··· EXERCISE MATERIALS

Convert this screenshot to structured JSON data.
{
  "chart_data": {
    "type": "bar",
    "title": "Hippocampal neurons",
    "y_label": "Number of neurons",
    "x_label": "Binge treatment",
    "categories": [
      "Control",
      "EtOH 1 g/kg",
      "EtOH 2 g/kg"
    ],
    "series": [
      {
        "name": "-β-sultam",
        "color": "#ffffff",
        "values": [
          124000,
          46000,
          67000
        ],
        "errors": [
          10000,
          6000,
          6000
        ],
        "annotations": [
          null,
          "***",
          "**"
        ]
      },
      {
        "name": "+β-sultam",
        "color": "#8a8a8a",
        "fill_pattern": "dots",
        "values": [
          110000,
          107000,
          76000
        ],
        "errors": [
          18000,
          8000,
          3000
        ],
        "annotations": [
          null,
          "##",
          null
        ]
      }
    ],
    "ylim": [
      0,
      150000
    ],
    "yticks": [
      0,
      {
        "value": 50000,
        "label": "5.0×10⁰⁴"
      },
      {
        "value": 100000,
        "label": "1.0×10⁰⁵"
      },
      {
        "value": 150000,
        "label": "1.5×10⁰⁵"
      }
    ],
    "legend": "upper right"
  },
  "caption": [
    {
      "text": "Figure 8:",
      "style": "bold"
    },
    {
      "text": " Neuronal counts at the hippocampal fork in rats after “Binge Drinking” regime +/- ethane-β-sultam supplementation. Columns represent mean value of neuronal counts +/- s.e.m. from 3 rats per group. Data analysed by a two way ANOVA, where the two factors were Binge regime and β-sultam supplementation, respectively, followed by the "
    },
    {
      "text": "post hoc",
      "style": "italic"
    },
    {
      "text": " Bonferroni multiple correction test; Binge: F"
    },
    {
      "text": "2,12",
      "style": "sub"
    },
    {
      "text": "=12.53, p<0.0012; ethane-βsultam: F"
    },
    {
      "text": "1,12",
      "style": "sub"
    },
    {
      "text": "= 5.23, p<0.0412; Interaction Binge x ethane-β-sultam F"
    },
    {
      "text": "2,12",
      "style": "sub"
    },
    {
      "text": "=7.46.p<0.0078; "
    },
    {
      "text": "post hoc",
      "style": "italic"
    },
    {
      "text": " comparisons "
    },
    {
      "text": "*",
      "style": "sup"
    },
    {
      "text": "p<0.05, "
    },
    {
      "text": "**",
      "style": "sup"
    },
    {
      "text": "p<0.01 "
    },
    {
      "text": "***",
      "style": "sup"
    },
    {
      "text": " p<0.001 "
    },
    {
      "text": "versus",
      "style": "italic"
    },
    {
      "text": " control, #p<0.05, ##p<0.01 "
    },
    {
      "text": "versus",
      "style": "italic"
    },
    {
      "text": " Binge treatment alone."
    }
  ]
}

······
··· EXERCISE MATERIALS

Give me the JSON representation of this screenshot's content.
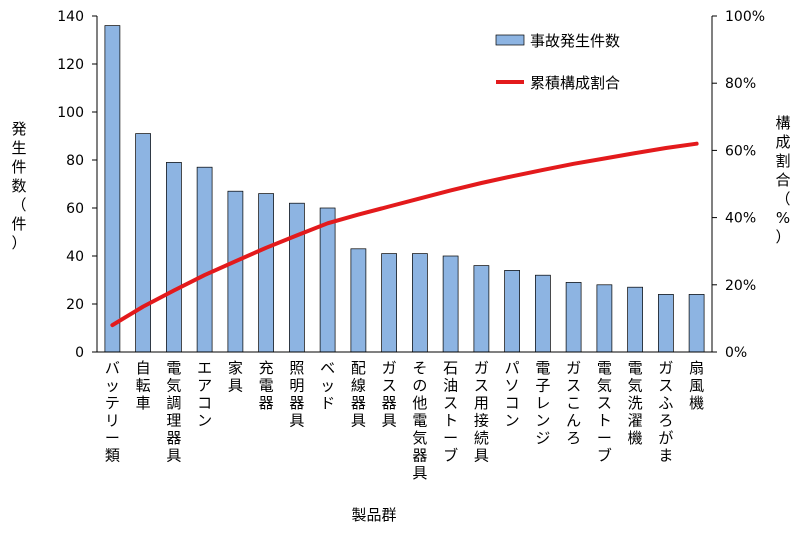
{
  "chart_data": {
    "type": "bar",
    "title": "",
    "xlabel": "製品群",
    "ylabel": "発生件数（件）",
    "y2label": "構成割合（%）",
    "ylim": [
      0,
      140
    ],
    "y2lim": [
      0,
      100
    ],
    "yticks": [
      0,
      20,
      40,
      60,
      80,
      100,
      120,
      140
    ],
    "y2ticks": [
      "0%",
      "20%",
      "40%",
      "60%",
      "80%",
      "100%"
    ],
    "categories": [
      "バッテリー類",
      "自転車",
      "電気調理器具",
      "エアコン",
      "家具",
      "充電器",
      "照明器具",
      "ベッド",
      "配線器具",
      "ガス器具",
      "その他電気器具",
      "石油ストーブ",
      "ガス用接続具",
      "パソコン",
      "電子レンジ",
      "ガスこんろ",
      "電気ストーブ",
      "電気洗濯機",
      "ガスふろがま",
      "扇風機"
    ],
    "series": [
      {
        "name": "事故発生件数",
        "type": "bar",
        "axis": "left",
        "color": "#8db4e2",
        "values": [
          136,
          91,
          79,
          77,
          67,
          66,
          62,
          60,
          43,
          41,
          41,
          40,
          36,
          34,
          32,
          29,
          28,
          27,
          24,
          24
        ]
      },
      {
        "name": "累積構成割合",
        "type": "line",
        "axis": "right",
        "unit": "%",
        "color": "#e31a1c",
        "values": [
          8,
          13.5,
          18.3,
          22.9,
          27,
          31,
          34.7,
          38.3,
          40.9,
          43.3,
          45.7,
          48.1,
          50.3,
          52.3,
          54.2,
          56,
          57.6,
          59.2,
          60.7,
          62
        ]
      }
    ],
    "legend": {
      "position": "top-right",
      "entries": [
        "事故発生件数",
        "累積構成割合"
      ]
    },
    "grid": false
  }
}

······

#### TASK STATEMENT:
Copy out every line of the material above that mentions the word "screenshot".

#### RESPONSE TO THE EXERCISE:
Convert this screenshot to structured JSON data.
Give me the JSON representation of this screenshot's content.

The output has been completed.